**Input material**
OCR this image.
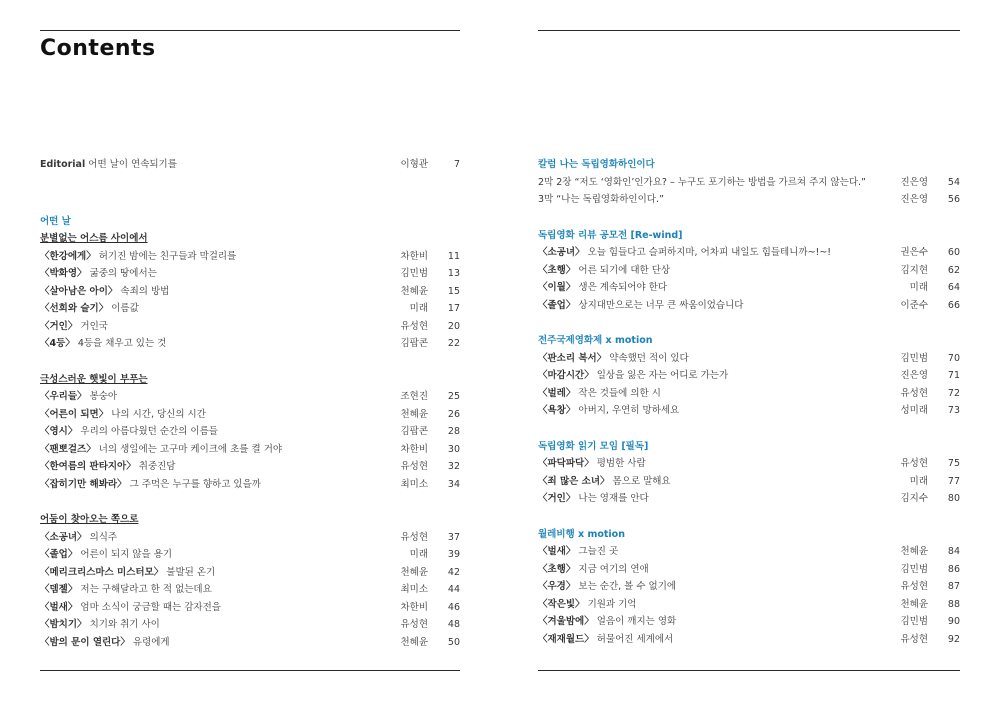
Contents
Editorial 어떤 날이 연속되기를	이형관	7
어떤 날
분별없는 어스름 사이에서
〈한강에게〉 허기진 밤에는 친구들과 막걸리를	차한비	11
〈박화영〉 굶중의 땅에서는	김민범	13
〈살아남은 아이〉 속죄의 방법	천혜윤	15
〈선희와 슬기〉 이름값	미래	17
〈거인〉 거인국	유성현	20
〈4등〉 4등을 채우고 있는 것	김팝콘	22
극성스러운 햇빛이 부푸는
〈우리들〉 봉숭아	조현진	25
〈어른이 되면〉 나의 시간, 당신의 시간	천혜윤	26
〈영시〉 우리의 아름다웠던 순간의 이름들	김팝콘	28
〈팬뽀걸즈〉 너의 생일에는 고구마 케이크에 초를 켤 거야	차한비	30
〈한여름의 판타지아〉 취중진담	유성현	32
〈잡히기만 해봐라〉 그 주먹은 누구를 향하고 있을까	최미소	34
어둠이 찾아오는 쪽으로
〈소공녀〉 의식주	유성현	37
〈졸업〉 어른이 되지 않을 용기	미래	39
〈메리크리스마스 미스터모〉 불발된 온기	천혜윤	42
〈뎀젤〉 저는 구해달라고 한 적 없는데요	최미소	44
〈벌새〉 엄마 소식이 궁금할 때는 감자전을	차한비	46
〈밤치기〉 치기와 취기 사이	유성현	48
〈밤의 문이 열린다〉 유령에게	천혜윤	50
칼럼 나는 독립영화하인이다
2막 2장 “저도 ‘영화인’인가요? – 누구도 포기하는 방법을 가르쳐 주지 않는다.”	진은영	54
3막 “나는 독립영화하인이다.”	진은영	56
독립영화 리뷰 공모전 [Re-wind]
〈소공녀〉 오늘 힘들다고 슬퍼하지마, 어차피 내일도 힘들테니까~!~!	권은수	60
〈초행〉 어른 되기에 대한 단상	김지현	62
〈이월〉 생은 계속되어야 한다	미래	64
〈졸업〉 상지대만으로는 너무 큰 싸움이었습니다	이준수	66
전주국제영화제 x motion
〈판소리 복서〉 약속했던 적이 있다	김민범	70
〈마감시간〉 일상을 잃은 자는 어디로 가는가	진은영	71
〈벌레〉 작은 것들에 의한 시	유성현	72
〈욕창〉 아버지, 우연히 망하세요	성미래	73
독립영화 읽기 모임 [필독]
〈파닥파닥〉 평범한 사람	유성현	75
〈죄 많은 소녀〉 몸으로 말해요	미래	77
〈거인〉 나는 영재를 안다	김지수	80
월레비행 x motion
〈벌새〉 그늘진 곳	천혜윤	84
〈초행〉 지금 여기의 연애	김민범	86
〈우경〉 보는 순간, 볼 수 없기에	유성현	87
〈작은빛〉 기원과 기억	천혜윤	88
〈겨울밤에〉 얼음이 깨지는 영화	김민범	90
〈재재월드〉 허물어진 세계에서	유성현	92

**Instructions for the task**
Are you able to set down all the lines above exactly, without any pictures?

**Answer to this task**
OCR this image.
Contents
Editorial 어떤 날이 연속되기를	이형관	7
어떤 날
분별없는 어스름 사이에서
〈한강에게〉 허기진 밤에는 친구들과 막걸리를	차한비	11
〈박화영〉 굶중의 땅에서는	김민범	13
〈살아남은 아이〉 속죄의 방법	천혜윤	15
〈선희와 슬기〉 이름값	미래	17
〈거인〉 거인국	유성현	20
〈4등〉 4등을 채우고 있는 것	김팝콘	22
극성스러운 햇빛이 부푸는
〈우리들〉 봉숭아	조현진	25
〈어른이 되면〉 나의 시간, 당신의 시간	천혜윤	26
〈영시〉 우리의 아름다웠던 순간의 이름들	김팝콘	28
〈팬뽀걸즈〉 너의 생일에는 고구마 케이크에 초를 켤 거야	차한비	30
〈한여름의 판타지아〉 취중진담	유성현	32
〈잡히기만 해봐라〉 그 주먹은 누구를 향하고 있을까	최미소	34
어둠이 찾아오는 쪽으로
〈소공녀〉 의식주	유성현	37
〈졸업〉 어른이 되지 않을 용기	미래	39
〈메리크리스마스 미스터모〉 불발된 온기	천혜윤	42
〈뎀젤〉 저는 구해달라고 한 적 없는데요	최미소	44
〈벌새〉 엄마 소식이 궁금할 때는 감자전을	차한비	46
〈밤치기〉 치기와 취기 사이	유성현	48
〈밤의 문이 열린다〉 유령에게	천혜윤	50
칼럼 나는 독립영화하인이다
2막 2장 “저도 ‘영화인’인가요? – 누구도 포기하는 방법을 가르쳐 주지 않는다.”	진은영	54
3막 “나는 독립영화하인이다.”	진은영	56
독립영화 리뷰 공모전 [Re-wind]
〈소공녀〉 오늘 힘들다고 슬퍼하지마, 어차피 내일도 힘들테니까~!~!	권은수	60
〈초행〉 어른 되기에 대한 단상	김지현	62
〈이월〉 생은 계속되어야 한다	미래	64
〈졸업〉 상지대만으로는 너무 큰 싸움이었습니다	이준수	66
전주국제영화제 x motion
〈판소리 복서〉 약속했던 적이 있다	김민범	70
〈마감시간〉 일상을 잃은 자는 어디로 가는가	진은영	71
〈벌레〉 작은 것들에 의한 시	유성현	72
〈욕창〉 아버지, 우연히 망하세요	성미래	73
독립영화 읽기 모임 [필독]
〈파닥파닥〉 평범한 사람	유성현	75
〈죄 많은 소녀〉 몸으로 말해요	미래	77
〈거인〉 나는 영재를 안다	김지수	80
월레비행 x motion
〈벌새〉 그늘진 곳	천혜윤	84
〈초행〉 지금 여기의 연애	김민범	86
〈우경〉 보는 순간, 볼 수 없기에	유성현	87
〈작은빛〉 기원과 기억	천혜윤	88
〈겨울밤에〉 얼음이 깨지는 영화	김민범	90
〈재재월드〉 허물어진 세계에서	유성현	92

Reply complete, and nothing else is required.